EXERCISE OBJECTIVE: Each entry below must be repeated word for word.

EXERCISE INPUT:
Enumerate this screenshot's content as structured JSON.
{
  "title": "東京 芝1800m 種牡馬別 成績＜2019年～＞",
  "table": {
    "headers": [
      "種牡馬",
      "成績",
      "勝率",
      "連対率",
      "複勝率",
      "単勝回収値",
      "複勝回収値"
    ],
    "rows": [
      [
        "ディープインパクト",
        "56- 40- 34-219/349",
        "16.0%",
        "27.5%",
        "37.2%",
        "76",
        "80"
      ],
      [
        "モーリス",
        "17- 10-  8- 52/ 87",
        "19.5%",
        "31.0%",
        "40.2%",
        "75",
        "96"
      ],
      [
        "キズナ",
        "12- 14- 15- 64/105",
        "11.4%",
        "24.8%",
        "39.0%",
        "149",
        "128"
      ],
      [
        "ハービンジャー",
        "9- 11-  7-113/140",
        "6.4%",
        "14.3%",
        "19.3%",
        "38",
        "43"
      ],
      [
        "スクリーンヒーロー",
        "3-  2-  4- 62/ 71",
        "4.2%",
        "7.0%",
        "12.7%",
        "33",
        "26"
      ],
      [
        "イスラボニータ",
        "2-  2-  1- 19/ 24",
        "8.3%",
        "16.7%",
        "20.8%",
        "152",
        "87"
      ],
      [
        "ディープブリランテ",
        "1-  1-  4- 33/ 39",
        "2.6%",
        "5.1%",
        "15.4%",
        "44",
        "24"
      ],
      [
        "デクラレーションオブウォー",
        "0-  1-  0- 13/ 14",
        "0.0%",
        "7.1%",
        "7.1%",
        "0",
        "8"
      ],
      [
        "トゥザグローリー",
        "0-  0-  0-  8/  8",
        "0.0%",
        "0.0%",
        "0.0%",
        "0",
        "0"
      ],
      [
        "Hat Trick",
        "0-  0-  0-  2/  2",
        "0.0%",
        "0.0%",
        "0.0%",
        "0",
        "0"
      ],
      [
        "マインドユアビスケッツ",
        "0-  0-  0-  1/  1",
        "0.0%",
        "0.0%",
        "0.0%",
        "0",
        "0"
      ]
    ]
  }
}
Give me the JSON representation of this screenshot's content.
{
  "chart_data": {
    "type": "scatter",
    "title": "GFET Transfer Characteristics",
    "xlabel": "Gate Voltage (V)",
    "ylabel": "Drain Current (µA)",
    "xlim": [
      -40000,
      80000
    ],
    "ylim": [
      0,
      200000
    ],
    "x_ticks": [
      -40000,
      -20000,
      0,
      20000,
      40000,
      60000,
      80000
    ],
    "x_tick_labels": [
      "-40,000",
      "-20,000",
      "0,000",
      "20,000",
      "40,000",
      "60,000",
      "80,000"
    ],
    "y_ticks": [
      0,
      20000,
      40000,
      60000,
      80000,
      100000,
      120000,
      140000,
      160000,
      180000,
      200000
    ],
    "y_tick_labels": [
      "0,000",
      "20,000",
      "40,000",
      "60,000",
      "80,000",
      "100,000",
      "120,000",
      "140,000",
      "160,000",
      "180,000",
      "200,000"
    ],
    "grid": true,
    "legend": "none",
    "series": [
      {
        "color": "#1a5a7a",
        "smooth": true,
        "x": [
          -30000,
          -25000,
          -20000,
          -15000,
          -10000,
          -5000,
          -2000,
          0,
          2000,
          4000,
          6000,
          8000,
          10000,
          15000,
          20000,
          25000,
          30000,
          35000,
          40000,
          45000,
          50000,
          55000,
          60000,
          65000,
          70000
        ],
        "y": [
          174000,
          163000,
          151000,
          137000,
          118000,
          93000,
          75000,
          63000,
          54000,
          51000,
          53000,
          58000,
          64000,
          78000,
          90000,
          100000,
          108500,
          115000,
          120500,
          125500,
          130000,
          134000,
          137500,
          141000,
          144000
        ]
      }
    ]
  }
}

EXERCISE ANSWER:
Enumerate this screenshot's content as structured JSON.
{
  "title": "東京 芝1800m 種牡馬別 成績＜2019年～＞",
  "table": {
    "headers": [
      "種牡馬",
      "成績",
      "勝率",
      "連対率",
      "複勝率",
      "単勝回収値",
      "複勝回収値"
    ],
    "rows": [
      [
        "ディープインパクト",
        "56- 40- 34-219/349",
        "16.0%",
        "27.5%",
        "37.2%",
        "76",
        "80"
      ],
      [
        "モーリス",
        "17- 10-  8- 52/ 87",
        "19.5%",
        "31.0%",
        "40.2%",
        "75",
        "96"
      ],
      [
        "キズナ",
        "12- 14- 15- 64/105",
        "11.4%",
        "24.8%",
        "39.0%",
        "149",
        "128"
      ],
      [
        "ハービンジャー",
        "9- 11-  7-113/140",
        "6.4%",
        "14.3%",
        "19.3%",
        "38",
        "43"
      ],
      [
        "スクリーンヒーロー",
        "3-  2-  4- 62/ 71",
        "4.2%",
        "7.0%",
        "12.7%",
        "33",
        "26"
      ],
      [
        "イスラボニータ",
        "2-  2-  1- 19/ 24",
        "8.3%",
        "16.7%",
        "20.8%",
        "152",
        "87"
      ],
      [
        "ディープブリランテ",
        "1-  1-  4- 33/ 39",
        "2.6%",
        "5.1%",
        "15.4%",
        "44",
        "24"
      ],
      [
        "デクラレーションオブウォー",
        "0-  1-  0- 13/ 14",
        "0.0%",
        "7.1%",
        "7.1%",
        "0",
        "8"
      ],
      [
        "トゥザグローリー",
        "0-  0-  0-  8/  8",
        "0.0%",
        "0.0%",
        "0.0%",
        "0",
        "0"
      ],
      [
        "Hat Trick",
        "0-  0-  0-  2/  2",
        "0.0%",
        "0.0%",
        "0.0%",
        "0",
        "0"
      ],
      [
        "マインドユアビスケッツ",
        "0-  0-  0-  1/  1",
        "0.0%",
        "0.0%",
        "0.0%",
        "0",
        "0"
      ]
    ]
  }
}
Give me the JSON representation of this screenshot's content.
{
  "chart_data": {
    "type": "scatter",
    "title": "GFET Transfer Characteristics",
    "xlabel": "Gate Voltage (V)",
    "ylabel": "Drain Current (µA)",
    "xlim": [
      -40000,
      80000
    ],
    "ylim": [
      0,
      200000
    ],
    "x_ticks": [
      -40000,
      -20000,
      0,
      20000,
      40000,
      60000,
      80000
    ],
    "x_tick_labels": [
      "-40,000",
      "-20,000",
      "0,000",
      "20,000",
      "40,000",
      "60,000",
      "80,000"
    ],
    "y_ticks": [
      0,
      20000,
      40000,
      60000,
      80000,
      100000,
      120000,
      140000,
      160000,
      180000,
      200000
    ],
    "y_tick_labels": [
      "0,000",
      "20,000",
      "40,000",
      "60,000",
      "80,000",
      "100,000",
      "120,000",
      "140,000",
      "160,000",
      "180,000",
      "200,000"
    ],
    "grid": true,
    "legend": "none",
    "series": [
      {
        "color": "#1a5a7a",
        "smooth": true,
        "x": [
          -30000,
          -25000,
          -20000,
          -15000,
          -10000,
          -5000,
          -2000,
          0,
          2000,
          4000,
          6000,
          8000,
          10000,
          15000,
          20000,
          25000,
          30000,
          35000,
          40000,
          45000,
          50000,
          55000,
          60000,
          65000,
          70000
        ],
        "y": [
          174000,
          163000,
          151000,
          137000,
          118000,
          93000,
          75000,
          63000,
          54000,
          51000,
          53000,
          58000,
          64000,
          78000,
          90000,
          100000,
          108500,
          115000,
          120500,
          125500,
          130000,
          134000,
          137500,
          141000,
          144000
        ]
      }
    ]
  }
}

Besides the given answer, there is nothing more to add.